▶
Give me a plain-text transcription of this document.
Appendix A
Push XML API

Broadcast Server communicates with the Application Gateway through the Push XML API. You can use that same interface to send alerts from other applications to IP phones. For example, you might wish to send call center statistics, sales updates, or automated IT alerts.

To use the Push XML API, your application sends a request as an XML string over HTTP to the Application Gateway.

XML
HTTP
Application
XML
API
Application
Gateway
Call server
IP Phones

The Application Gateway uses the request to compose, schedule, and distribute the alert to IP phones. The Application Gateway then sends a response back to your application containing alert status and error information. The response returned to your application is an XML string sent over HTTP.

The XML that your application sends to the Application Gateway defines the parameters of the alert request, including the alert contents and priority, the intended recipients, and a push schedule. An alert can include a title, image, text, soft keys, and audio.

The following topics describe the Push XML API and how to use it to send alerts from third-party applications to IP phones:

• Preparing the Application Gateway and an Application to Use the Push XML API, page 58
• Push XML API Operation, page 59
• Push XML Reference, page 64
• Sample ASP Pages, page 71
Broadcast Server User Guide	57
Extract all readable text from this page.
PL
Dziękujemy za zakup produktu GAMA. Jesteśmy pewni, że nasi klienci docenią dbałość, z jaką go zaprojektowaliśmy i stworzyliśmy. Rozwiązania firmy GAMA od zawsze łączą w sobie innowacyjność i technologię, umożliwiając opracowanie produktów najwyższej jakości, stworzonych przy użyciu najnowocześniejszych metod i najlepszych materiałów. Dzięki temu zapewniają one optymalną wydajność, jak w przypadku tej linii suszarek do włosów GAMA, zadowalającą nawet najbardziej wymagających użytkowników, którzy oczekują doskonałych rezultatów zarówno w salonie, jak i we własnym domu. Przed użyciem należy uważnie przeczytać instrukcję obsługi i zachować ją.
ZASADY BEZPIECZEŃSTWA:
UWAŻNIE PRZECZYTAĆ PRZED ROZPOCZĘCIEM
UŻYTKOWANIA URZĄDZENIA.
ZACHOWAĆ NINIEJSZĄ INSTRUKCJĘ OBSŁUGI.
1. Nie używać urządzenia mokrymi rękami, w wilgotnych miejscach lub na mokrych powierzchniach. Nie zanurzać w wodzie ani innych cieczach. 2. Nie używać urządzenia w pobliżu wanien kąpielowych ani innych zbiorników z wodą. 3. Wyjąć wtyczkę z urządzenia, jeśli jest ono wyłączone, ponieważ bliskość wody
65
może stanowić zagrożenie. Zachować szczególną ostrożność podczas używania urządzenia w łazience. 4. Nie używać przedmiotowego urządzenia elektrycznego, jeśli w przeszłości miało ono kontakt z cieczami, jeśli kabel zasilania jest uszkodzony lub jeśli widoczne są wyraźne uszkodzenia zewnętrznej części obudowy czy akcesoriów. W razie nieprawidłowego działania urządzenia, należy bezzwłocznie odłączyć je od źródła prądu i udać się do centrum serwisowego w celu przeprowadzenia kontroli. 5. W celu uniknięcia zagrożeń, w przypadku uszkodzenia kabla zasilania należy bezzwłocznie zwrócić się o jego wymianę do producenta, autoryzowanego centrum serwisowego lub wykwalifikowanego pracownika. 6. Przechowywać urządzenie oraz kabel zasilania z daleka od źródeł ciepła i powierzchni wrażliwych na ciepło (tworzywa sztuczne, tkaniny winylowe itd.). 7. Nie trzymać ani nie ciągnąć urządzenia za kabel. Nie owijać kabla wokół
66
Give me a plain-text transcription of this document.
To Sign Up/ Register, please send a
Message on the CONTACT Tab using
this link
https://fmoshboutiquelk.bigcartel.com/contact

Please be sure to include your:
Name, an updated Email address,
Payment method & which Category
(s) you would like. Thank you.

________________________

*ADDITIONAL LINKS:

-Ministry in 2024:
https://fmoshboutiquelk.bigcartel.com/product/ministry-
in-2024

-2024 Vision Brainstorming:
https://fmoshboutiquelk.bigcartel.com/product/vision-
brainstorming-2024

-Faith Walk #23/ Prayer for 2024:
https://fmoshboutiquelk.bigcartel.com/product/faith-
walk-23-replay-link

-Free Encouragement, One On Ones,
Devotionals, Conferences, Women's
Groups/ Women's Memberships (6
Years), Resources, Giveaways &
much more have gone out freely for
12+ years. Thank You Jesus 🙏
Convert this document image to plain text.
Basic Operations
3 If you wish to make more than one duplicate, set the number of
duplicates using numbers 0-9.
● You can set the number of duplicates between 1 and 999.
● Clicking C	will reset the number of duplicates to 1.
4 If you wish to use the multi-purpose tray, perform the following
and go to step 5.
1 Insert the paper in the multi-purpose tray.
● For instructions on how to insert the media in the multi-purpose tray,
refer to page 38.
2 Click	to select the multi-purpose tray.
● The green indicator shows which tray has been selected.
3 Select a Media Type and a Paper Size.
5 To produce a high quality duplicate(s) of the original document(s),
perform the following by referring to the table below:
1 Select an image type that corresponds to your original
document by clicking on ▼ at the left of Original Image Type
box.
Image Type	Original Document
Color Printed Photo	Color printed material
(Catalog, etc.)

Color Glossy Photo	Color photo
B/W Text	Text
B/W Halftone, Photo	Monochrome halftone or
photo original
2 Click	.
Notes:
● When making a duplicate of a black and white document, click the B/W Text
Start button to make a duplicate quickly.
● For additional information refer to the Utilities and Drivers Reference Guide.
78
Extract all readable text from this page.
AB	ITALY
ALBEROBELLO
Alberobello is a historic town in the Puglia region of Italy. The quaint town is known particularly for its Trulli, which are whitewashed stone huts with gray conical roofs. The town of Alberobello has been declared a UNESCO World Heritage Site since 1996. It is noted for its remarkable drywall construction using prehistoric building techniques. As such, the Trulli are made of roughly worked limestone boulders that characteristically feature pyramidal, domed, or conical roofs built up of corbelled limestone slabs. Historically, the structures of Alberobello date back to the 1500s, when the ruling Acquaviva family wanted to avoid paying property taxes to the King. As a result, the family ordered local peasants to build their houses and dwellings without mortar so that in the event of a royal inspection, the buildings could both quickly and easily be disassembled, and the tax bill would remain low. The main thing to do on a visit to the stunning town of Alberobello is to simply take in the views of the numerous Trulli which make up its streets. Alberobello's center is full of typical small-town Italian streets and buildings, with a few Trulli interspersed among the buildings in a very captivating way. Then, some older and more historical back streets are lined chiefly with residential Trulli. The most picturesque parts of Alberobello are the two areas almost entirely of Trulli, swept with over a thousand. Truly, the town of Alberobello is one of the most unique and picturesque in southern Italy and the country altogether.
◀
**Exercise goal:** Pull out every line in the data above that has the word "fmoshboutiquelk".

**Solution to the exercise:**
https://fmoshboutiquelk.bigcartel.com/contact
https://fmoshboutiquelk.bigcartel.com/product/ministry-
https://fmoshboutiquelk.bigcartel.com/product/vision-
https://fmoshboutiquelk.bigcartel.com/product/faith-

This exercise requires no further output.